**What is expected**
Present the following entries again, word for word and in full.

**Records for the task**
━━━
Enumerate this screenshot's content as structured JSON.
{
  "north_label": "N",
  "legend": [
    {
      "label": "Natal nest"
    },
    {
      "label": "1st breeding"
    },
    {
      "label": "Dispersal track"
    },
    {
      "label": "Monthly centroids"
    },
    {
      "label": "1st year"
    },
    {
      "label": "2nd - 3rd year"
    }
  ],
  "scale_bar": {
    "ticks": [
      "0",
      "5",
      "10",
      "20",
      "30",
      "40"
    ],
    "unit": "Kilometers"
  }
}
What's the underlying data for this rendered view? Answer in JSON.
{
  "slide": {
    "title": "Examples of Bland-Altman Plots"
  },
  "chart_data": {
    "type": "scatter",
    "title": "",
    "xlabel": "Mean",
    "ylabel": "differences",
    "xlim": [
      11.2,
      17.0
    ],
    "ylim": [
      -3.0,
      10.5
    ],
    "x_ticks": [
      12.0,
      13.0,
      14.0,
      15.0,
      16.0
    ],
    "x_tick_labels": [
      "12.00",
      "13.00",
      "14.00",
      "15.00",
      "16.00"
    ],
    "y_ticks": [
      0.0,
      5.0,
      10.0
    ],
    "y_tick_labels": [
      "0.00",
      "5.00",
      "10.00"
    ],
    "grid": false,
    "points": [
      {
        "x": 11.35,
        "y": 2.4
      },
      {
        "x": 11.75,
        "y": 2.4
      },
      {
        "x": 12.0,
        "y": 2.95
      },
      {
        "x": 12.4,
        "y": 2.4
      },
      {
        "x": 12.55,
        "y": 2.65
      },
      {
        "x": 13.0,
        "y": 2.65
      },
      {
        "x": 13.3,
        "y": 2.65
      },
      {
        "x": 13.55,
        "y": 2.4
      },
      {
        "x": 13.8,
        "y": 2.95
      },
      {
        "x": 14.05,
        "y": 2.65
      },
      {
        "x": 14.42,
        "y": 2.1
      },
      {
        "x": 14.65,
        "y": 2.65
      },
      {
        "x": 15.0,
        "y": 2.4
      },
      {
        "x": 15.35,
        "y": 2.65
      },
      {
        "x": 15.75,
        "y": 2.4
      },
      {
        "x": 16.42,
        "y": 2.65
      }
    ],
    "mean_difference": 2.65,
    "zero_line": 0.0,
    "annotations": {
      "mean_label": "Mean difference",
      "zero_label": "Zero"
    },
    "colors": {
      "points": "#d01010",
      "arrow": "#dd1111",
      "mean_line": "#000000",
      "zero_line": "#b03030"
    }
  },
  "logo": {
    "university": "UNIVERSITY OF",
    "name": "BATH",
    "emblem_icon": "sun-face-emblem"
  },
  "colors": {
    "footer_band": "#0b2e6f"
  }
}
━━━
**Problem solution**
Enumerate this screenshot's content as structured JSON.
{
  "north_label": "N",
  "legend": [
    {
      "label": "Natal nest"
    },
    {
      "label": "1st breeding"
    },
    {
      "label": "Dispersal track"
    },
    {
      "label": "Monthly centroids"
    },
    {
      "label": "1st year"
    },
    {
      "label": "2nd - 3rd year"
    }
  ],
  "scale_bar": {
    "ticks": [
      "0",
      "5",
      "10",
      "20",
      "30",
      "40"
    ],
    "unit": "Kilometers"
  }
}
What's the underlying data for this rendered view? Answer in JSON.
{
  "slide": {
    "title": "Examples of Bland-Altman Plots"
  },
  "chart_data": {
    "type": "scatter",
    "title": "",
    "xlabel": "Mean",
    "ylabel": "differences",
    "xlim": [
      11.2,
      17.0
    ],
    "ylim": [
      -3.0,
      10.5
    ],
    "x_ticks": [
      12.0,
      13.0,
      14.0,
      15.0,
      16.0
    ],
    "x_tick_labels": [
      "12.00",
      "13.00",
      "14.00",
      "15.00",
      "16.00"
    ],
    "y_ticks": [
      0.0,
      5.0,
      10.0
    ],
    "y_tick_labels": [
      "0.00",
      "5.00",
      "10.00"
    ],
    "grid": false,
    "points": [
      {
        "x": 11.35,
        "y": 2.4
      },
      {
        "x": 11.75,
        "y": 2.4
      },
      {
        "x": 12.0,
        "y": 2.95
      },
      {
        "x": 12.4,
        "y": 2.4
      },
      {
        "x": 12.55,
        "y": 2.65
      },
      {
        "x": 13.0,
        "y": 2.65
      },
      {
        "x": 13.3,
        "y": 2.65
      },
      {
        "x": 13.55,
        "y": 2.4
      },
      {
        "x": 13.8,
        "y": 2.95
      },
      {
        "x": 14.05,
        "y": 2.65
      },
      {
        "x": 14.42,
        "y": 2.1
      },
      {
        "x": 14.65,
        "y": 2.65
      },
      {
        "x": 15.0,
        "y": 2.4
      },
      {
        "x": 15.35,
        "y": 2.65
      },
      {
        "x": 15.75,
        "y": 2.4
      },
      {
        "x": 16.42,
        "y": 2.65
      }
    ],
    "mean_difference": 2.65,
    "zero_line": 0.0,
    "annotations": {
      "mean_label": "Mean difference",
      "zero_label": "Zero"
    },
    "colors": {
      "points": "#d01010",
      "arrow": "#dd1111",
      "mean_line": "#000000",
      "zero_line": "#b03030"
    }
  },
  "logo": {
    "university": "UNIVERSITY OF",
    "name": "BATH",
    "emblem_icon": "sun-face-emblem"
  },
  "colors": {
    "footer_band": "#0b2e6f"
  }
}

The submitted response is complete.